Exercise task
Quote each line of the material verbatim, without the pictures.
* BEGIN Entries shown *
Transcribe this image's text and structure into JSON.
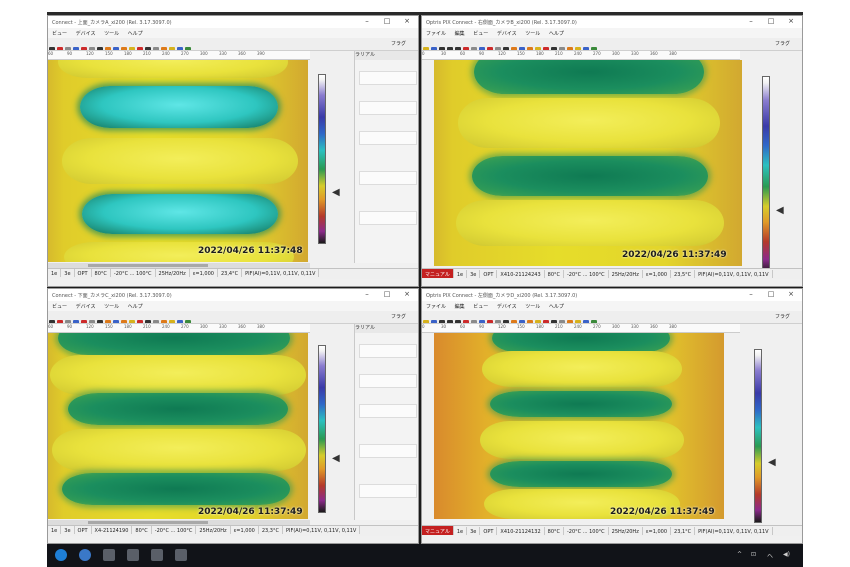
{
  "windows": {
    "tl": {
      "title": "Connect - 上面_カメラA_xi200 (Rel. 3.17.3097.0)",
      "menu": [
        "ビュー",
        "デバイス",
        "ツール",
        "ヘルプ"
      ],
      "flag": "フラグ",
      "timestamp": "2022/04/26 11:37:48",
      "status": [
        "1e",
        "3e",
        "OPT",
        "80°C",
        "-20°C ... 100°C",
        "25Hz/20Hz",
        "ε=1,000",
        "23,4°C",
        "PIF(AI)=0,11V, 0,11V, 0,11V"
      ],
      "ruler": [
        "60",
        "90",
        "120",
        "150",
        "180",
        "210",
        "240",
        "270",
        "300",
        "330",
        "360",
        "390"
      ],
      "panel_header": "ラリアル"
    },
    "tr": {
      "title": "Optris PIX Connect - 右側面_カメラB_xi200 (Rel. 3.17.3097.0)",
      "menu": [
        "ファイル",
        "編集",
        "ビュー",
        "デバイス",
        "ツール",
        "ヘルプ"
      ],
      "flag": "フラグ",
      "timestamp": "2022/04/26 11:37:49",
      "status": [
        "マニュアル",
        "1e",
        "3e",
        "OPT",
        "X410-21124243",
        "80°C",
        "-20°C ... 100°C",
        "25Hz/20Hz",
        "ε=1,000",
        "23,5°C",
        "PIF(AI)=0,11V, 0,11V, 0,11V"
      ],
      "ruler": [
        "0",
        "30",
        "60",
        "90",
        "120",
        "150",
        "180",
        "210",
        "240",
        "270",
        "300",
        "330",
        "360",
        "380"
      ],
      "panel_header": ""
    },
    "bl": {
      "title": "Connect - 下面_カメラC_xi200 (Rel. 3.17.3097.0)",
      "menu": [
        "ビュー",
        "デバイス",
        "ツール",
        "ヘルプ"
      ],
      "flag": "フラグ",
      "timestamp": "2022/04/26 11:37:49",
      "status": [
        "1e",
        "3e",
        "OPT",
        "X4-21124190",
        "80°C",
        "-20°C ... 100°C",
        "25Hz/20Hz",
        "ε=1,000",
        "23,3°C",
        "PIF(AI)=0,11V, 0,11V, 0,11V"
      ],
      "ruler": [
        "60",
        "90",
        "120",
        "150",
        "180",
        "210",
        "240",
        "270",
        "300",
        "330",
        "360",
        "380"
      ],
      "panel_header": "ラリアル"
    },
    "br": {
      "title": "Optris PIX Connect - 左側面_カメラD_xi200 (Rel. 3.17.3097.0)",
      "menu": [
        "ファイル",
        "編集",
        "ビュー",
        "デバイス",
        "ツール",
        "ヘルプ"
      ],
      "flag": "フラグ",
      "timestamp": "2022/04/26 11:37:49",
      "status": [
        "マニュアル",
        "1e",
        "3e",
        "OPT",
        "X410-21124132",
        "80°C",
        "-20°C ... 100°C",
        "25Hz/20Hz",
        "ε=1,000",
        "23,1°C",
        "PIF(AI)=0,11V, 0,11V, 0,11V"
      ],
      "ruler": [
        "0",
        "30",
        "60",
        "90",
        "120",
        "150",
        "180",
        "210",
        "240",
        "270",
        "300",
        "330",
        "360",
        "380"
      ],
      "panel_header": ""
    }
  },
  "colors": {
    "thermal_hot": "#e6dd2a",
    "thermal_cyan": "#2ec6c0",
    "thermal_green": "#1b8e5e",
    "warn_red": "#c42020"
  },
  "icons": [
    "file-open-icon",
    "save-icon",
    "play-icon",
    "record-icon",
    "camera-icon",
    "color-palette-icon",
    "tools-icon",
    "flag-icon"
  ],
  "taskbar": {
    "icons": [
      "edge-icon",
      "app-icon",
      "window-icon",
      "window-icon",
      "window-icon",
      "window-icon"
    ],
    "tray": [
      "^",
      "⊡",
      "ヘ",
      "◀)"
    ]
  }
}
* END Entries shown *
Task result
Transcribe this image's text and structure into JSON.
{
  "windows": {
    "tl": {
      "title": "Connect - 上面_カメラA_xi200 (Rel. 3.17.3097.0)",
      "menu": [
        "ビュー",
        "デバイス",
        "ツール",
        "ヘルプ"
      ],
      "flag": "フラグ",
      "timestamp": "2022/04/26 11:37:48",
      "status": [
        "1e",
        "3e",
        "OPT",
        "80°C",
        "-20°C ... 100°C",
        "25Hz/20Hz",
        "ε=1,000",
        "23,4°C",
        "PIF(AI)=0,11V, 0,11V, 0,11V"
      ],
      "ruler": [
        "60",
        "90",
        "120",
        "150",
        "180",
        "210",
        "240",
        "270",
        "300",
        "330",
        "360",
        "390"
      ],
      "panel_header": "ラリアル"
    },
    "tr": {
      "title": "Optris PIX Connect - 右側面_カメラB_xi200 (Rel. 3.17.3097.0)",
      "menu": [
        "ファイル",
        "編集",
        "ビュー",
        "デバイス",
        "ツール",
        "ヘルプ"
      ],
      "flag": "フラグ",
      "timestamp": "2022/04/26 11:37:49",
      "status": [
        "マニュアル",
        "1e",
        "3e",
        "OPT",
        "X410-21124243",
        "80°C",
        "-20°C ... 100°C",
        "25Hz/20Hz",
        "ε=1,000",
        "23,5°C",
        "PIF(AI)=0,11V, 0,11V, 0,11V"
      ],
      "ruler": [
        "0",
        "30",
        "60",
        "90",
        "120",
        "150",
        "180",
        "210",
        "240",
        "270",
        "300",
        "330",
        "360",
        "380"
      ],
      "panel_header": ""
    },
    "bl": {
      "title": "Connect - 下面_カメラC_xi200 (Rel. 3.17.3097.0)",
      "menu": [
        "ビュー",
        "デバイス",
        "ツール",
        "ヘルプ"
      ],
      "flag": "フラグ",
      "timestamp": "2022/04/26 11:37:49",
      "status": [
        "1e",
        "3e",
        "OPT",
        "X4-21124190",
        "80°C",
        "-20°C ... 100°C",
        "25Hz/20Hz",
        "ε=1,000",
        "23,3°C",
        "PIF(AI)=0,11V, 0,11V, 0,11V"
      ],
      "ruler": [
        "60",
        "90",
        "120",
        "150",
        "180",
        "210",
        "240",
        "270",
        "300",
        "330",
        "360",
        "380"
      ],
      "panel_header": "ラリアル"
    },
    "br": {
      "title": "Optris PIX Connect - 左側面_カメラD_xi200 (Rel. 3.17.3097.0)",
      "menu": [
        "ファイル",
        "編集",
        "ビュー",
        "デバイス",
        "ツール",
        "ヘルプ"
      ],
      "flag": "フラグ",
      "timestamp": "2022/04/26 11:37:49",
      "status": [
        "マニュアル",
        "1e",
        "3e",
        "OPT",
        "X410-21124132",
        "80°C",
        "-20°C ... 100°C",
        "25Hz/20Hz",
        "ε=1,000",
        "23,1°C",
        "PIF(AI)=0,11V, 0,11V, 0,11V"
      ],
      "ruler": [
        "0",
        "30",
        "60",
        "90",
        "120",
        "150",
        "180",
        "210",
        "240",
        "270",
        "300",
        "330",
        "360",
        "380"
      ],
      "panel_header": ""
    }
  },
  "colors": {
    "thermal_hot": "#e6dd2a",
    "thermal_cyan": "#2ec6c0",
    "thermal_green": "#1b8e5e",
    "warn_red": "#c42020"
  },
  "icons": [
    "file-open-icon",
    "save-icon",
    "play-icon",
    "record-icon",
    "camera-icon",
    "color-palette-icon",
    "tools-icon",
    "flag-icon"
  ],
  "taskbar": {
    "icons": [
      "edge-icon",
      "app-icon",
      "window-icon",
      "window-icon",
      "window-icon",
      "window-icon"
    ],
    "tray": [
      "^",
      "⊡",
      "ヘ",
      "◀)"
    ]
  }
}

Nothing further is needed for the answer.